## Task statement
Select and copy out every line in the records containing "text".

## Records to use
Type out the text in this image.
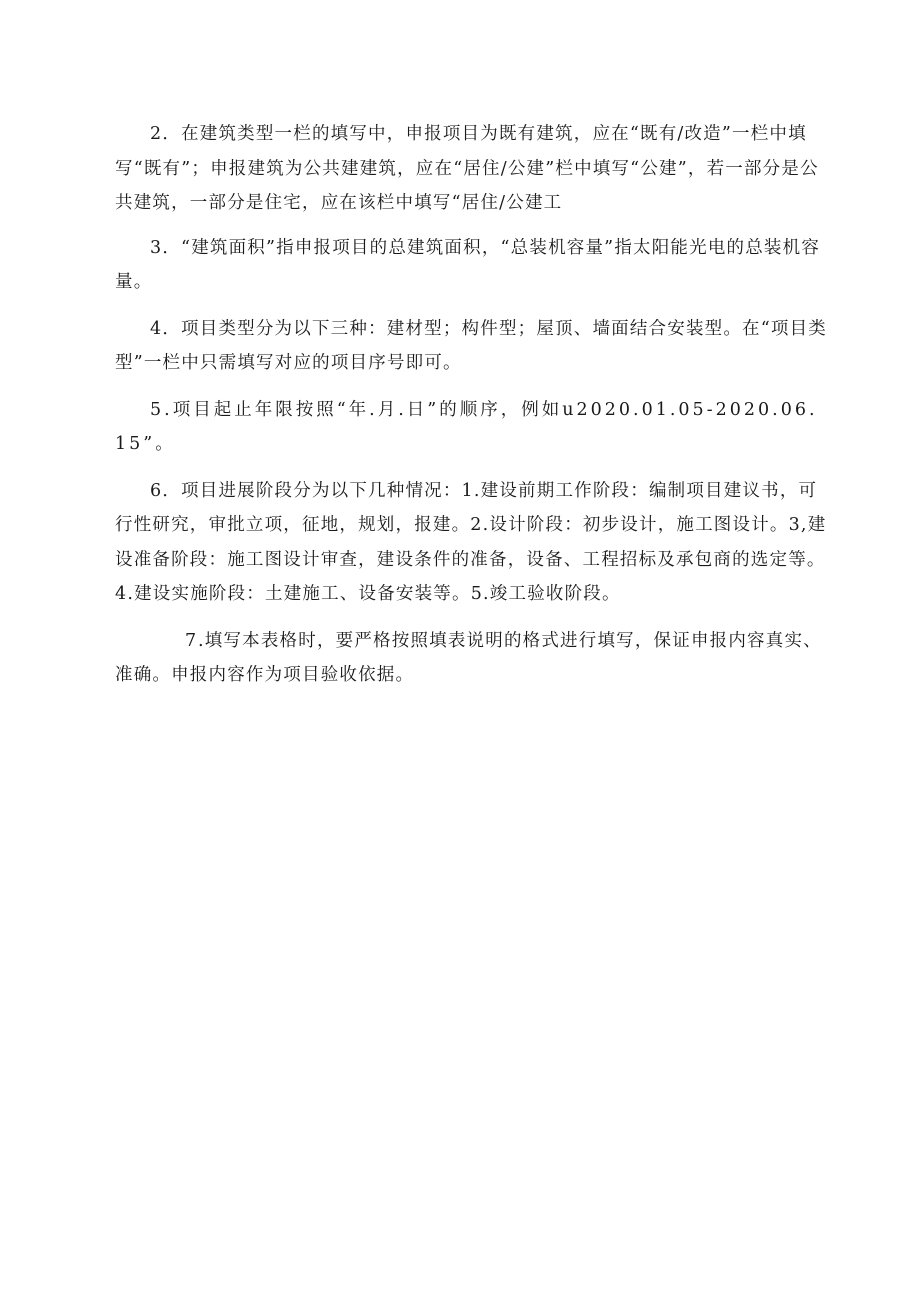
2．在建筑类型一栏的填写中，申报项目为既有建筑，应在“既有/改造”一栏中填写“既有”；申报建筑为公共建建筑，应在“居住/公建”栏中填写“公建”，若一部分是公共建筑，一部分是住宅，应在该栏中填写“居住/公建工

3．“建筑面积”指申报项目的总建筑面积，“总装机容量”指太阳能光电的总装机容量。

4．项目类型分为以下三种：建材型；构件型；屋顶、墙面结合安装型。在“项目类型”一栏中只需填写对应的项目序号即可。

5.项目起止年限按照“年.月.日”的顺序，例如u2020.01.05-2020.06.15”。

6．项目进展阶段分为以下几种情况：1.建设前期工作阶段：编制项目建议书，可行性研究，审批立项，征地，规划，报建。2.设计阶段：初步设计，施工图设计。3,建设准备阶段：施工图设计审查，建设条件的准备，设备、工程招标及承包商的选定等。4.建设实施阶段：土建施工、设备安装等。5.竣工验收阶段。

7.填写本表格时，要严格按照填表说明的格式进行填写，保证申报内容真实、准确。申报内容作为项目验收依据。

...

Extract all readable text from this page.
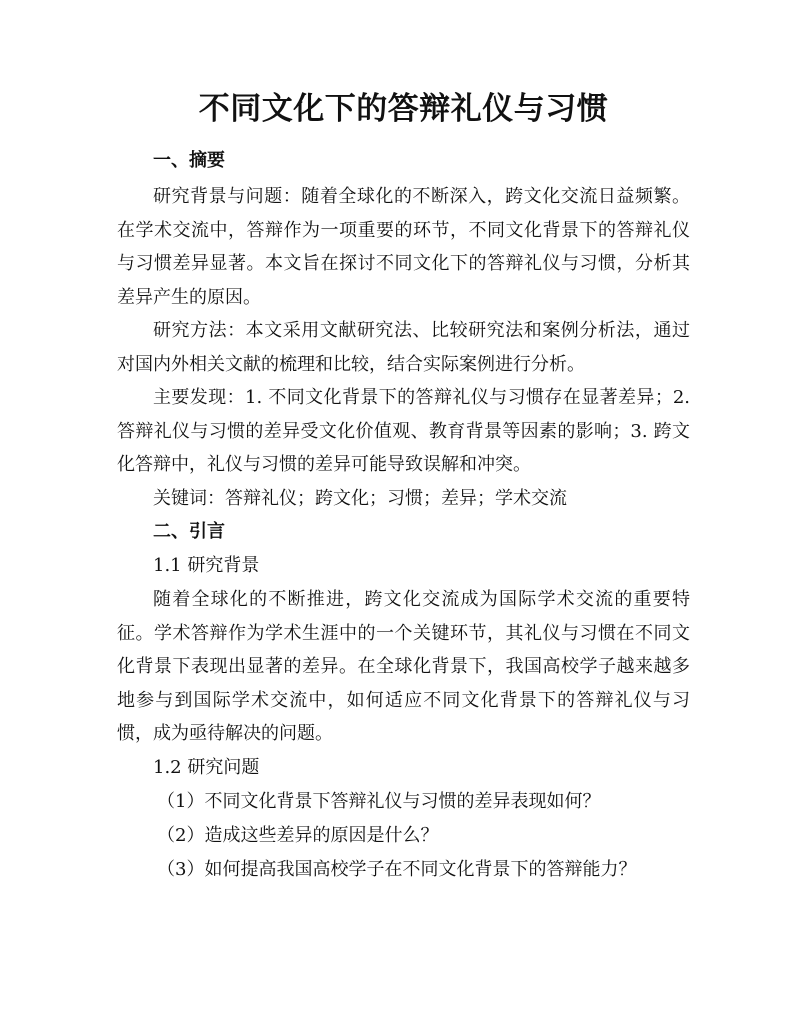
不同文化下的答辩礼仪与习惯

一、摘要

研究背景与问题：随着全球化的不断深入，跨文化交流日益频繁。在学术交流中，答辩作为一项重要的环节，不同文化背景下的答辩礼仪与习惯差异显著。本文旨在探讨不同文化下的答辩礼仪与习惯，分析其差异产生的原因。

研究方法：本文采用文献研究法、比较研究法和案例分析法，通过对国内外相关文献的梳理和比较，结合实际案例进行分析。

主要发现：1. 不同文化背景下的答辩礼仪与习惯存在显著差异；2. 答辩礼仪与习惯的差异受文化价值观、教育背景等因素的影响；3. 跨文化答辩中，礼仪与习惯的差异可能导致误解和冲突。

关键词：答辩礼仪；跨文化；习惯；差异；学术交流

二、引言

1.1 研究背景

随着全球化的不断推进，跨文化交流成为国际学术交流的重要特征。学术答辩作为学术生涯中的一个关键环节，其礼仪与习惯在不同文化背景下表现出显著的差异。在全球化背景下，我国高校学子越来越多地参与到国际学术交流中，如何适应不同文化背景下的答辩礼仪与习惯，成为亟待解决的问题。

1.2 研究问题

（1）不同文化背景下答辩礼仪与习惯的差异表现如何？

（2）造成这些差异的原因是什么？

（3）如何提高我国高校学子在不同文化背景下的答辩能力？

* * *

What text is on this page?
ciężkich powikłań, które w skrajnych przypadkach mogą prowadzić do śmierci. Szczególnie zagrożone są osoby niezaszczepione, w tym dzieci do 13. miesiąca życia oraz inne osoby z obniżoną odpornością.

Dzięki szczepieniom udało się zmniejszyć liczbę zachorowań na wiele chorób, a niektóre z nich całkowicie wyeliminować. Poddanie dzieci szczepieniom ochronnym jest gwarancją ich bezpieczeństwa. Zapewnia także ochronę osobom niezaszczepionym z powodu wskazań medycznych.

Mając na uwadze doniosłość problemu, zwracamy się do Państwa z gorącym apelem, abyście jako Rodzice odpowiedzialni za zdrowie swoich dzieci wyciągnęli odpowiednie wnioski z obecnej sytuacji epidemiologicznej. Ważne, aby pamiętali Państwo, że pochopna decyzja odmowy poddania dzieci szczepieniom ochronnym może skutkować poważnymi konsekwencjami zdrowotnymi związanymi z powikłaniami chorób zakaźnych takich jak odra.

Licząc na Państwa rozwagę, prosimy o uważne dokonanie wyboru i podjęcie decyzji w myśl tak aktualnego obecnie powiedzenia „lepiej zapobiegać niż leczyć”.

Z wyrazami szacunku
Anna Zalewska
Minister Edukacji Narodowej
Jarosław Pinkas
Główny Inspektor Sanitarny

## Problem solution
Type out the text in this image.
Extract all readable text from this page.
What text is on this page?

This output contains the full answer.